[Figure record listings]

· · · · · · ·

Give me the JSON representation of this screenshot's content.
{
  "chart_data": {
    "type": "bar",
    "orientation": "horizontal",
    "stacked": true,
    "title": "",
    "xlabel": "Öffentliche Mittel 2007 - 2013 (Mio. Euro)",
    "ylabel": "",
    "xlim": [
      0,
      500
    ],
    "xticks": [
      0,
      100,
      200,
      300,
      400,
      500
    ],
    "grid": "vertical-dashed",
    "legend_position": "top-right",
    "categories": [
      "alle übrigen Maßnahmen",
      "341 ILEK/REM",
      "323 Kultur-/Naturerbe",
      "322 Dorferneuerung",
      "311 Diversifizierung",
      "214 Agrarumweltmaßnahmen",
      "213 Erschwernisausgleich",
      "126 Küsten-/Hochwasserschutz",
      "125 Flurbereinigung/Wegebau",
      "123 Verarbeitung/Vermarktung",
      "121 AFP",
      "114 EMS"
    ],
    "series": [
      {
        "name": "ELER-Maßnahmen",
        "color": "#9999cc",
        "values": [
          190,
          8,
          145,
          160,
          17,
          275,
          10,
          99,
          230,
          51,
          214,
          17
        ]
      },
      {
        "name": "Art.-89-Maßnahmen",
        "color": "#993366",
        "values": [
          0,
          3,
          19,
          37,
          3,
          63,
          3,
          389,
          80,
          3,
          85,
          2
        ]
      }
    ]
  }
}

· · · · · · ·

## Required task
Return each entry from the material above exactly as it appears.

## Exercise response
Give me the JSON representation of this screenshot's content.
{
  "chart_data": {
    "type": "bar",
    "orientation": "horizontal",
    "stacked": true,
    "title": "",
    "xlabel": "Öffentliche Mittel 2007 - 2013 (Mio. Euro)",
    "ylabel": "",
    "xlim": [
      0,
      500
    ],
    "xticks": [
      0,
      100,
      200,
      300,
      400,
      500
    ],
    "grid": "vertical-dashed",
    "legend_position": "top-right",
    "categories": [
      "alle übrigen Maßnahmen",
      "341 ILEK/REM",
      "323 Kultur-/Naturerbe",
      "322 Dorferneuerung",
      "311 Diversifizierung",
      "214 Agrarumweltmaßnahmen",
      "213 Erschwernisausgleich",
      "126 Küsten-/Hochwasserschutz",
      "125 Flurbereinigung/Wegebau",
      "123 Verarbeitung/Vermarktung",
      "121 AFP",
      "114 EMS"
    ],
    "series": [
      {
        "name": "ELER-Maßnahmen",
        "color": "#9999cc",
        "values": [
          190,
          8,
          145,
          160,
          17,
          275,
          10,
          99,
          230,
          51,
          214,
          17
        ]
      },
      {
        "name": "Art.-89-Maßnahmen",
        "color": "#993366",
        "values": [
          0,
          3,
          19,
          37,
          3,
          63,
          3,
          389,
          80,
          3,
          85,
          2
        ]
      }
    ]
  }
}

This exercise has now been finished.